Entradas extraídas de una colección
-------------------------

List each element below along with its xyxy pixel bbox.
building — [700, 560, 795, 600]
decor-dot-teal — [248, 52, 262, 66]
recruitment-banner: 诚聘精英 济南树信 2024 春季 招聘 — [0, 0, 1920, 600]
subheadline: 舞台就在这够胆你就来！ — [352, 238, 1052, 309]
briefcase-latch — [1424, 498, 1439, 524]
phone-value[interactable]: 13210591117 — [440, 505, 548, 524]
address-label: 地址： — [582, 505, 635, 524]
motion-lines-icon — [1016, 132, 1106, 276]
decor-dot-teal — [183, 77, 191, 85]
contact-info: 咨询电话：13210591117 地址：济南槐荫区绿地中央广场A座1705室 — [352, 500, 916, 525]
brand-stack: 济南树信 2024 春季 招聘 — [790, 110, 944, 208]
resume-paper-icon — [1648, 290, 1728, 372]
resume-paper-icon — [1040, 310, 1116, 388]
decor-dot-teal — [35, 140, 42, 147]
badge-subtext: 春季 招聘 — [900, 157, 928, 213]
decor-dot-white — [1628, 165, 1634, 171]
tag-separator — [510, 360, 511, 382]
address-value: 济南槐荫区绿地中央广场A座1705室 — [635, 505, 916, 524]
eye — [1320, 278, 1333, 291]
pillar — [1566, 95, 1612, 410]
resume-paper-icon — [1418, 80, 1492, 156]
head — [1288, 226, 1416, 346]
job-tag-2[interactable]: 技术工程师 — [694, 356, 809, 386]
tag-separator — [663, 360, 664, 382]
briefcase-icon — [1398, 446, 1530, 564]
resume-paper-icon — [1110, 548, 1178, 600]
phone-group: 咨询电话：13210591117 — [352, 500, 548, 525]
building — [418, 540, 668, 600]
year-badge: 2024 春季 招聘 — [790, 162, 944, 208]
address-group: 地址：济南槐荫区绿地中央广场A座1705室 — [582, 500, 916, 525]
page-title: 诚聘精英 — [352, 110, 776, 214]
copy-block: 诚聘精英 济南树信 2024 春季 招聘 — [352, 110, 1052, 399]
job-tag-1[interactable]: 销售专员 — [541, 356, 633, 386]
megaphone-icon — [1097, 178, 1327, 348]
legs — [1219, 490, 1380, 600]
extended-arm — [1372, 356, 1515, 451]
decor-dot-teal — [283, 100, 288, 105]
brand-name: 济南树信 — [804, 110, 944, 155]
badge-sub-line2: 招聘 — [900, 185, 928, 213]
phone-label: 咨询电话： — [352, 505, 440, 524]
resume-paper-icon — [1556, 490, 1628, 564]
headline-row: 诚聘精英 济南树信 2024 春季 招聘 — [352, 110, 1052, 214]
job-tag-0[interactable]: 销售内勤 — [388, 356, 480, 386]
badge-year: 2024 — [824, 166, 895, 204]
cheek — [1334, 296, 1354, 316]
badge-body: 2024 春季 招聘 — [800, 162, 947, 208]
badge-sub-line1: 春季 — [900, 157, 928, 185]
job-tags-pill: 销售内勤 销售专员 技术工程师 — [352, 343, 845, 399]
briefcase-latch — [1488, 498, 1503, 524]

-------------------------

■ Trabajo a realizar ■
Identifica las líneas del listado anterior que contienen la cadena "label" y cópialas todas. Distingue entre mayúsculas y minúsculas.

■ Respuesta al ejercicio ■
address-label: 地址： — [582, 505, 635, 524]
phone-label: 咨询电话： — [352, 505, 440, 524]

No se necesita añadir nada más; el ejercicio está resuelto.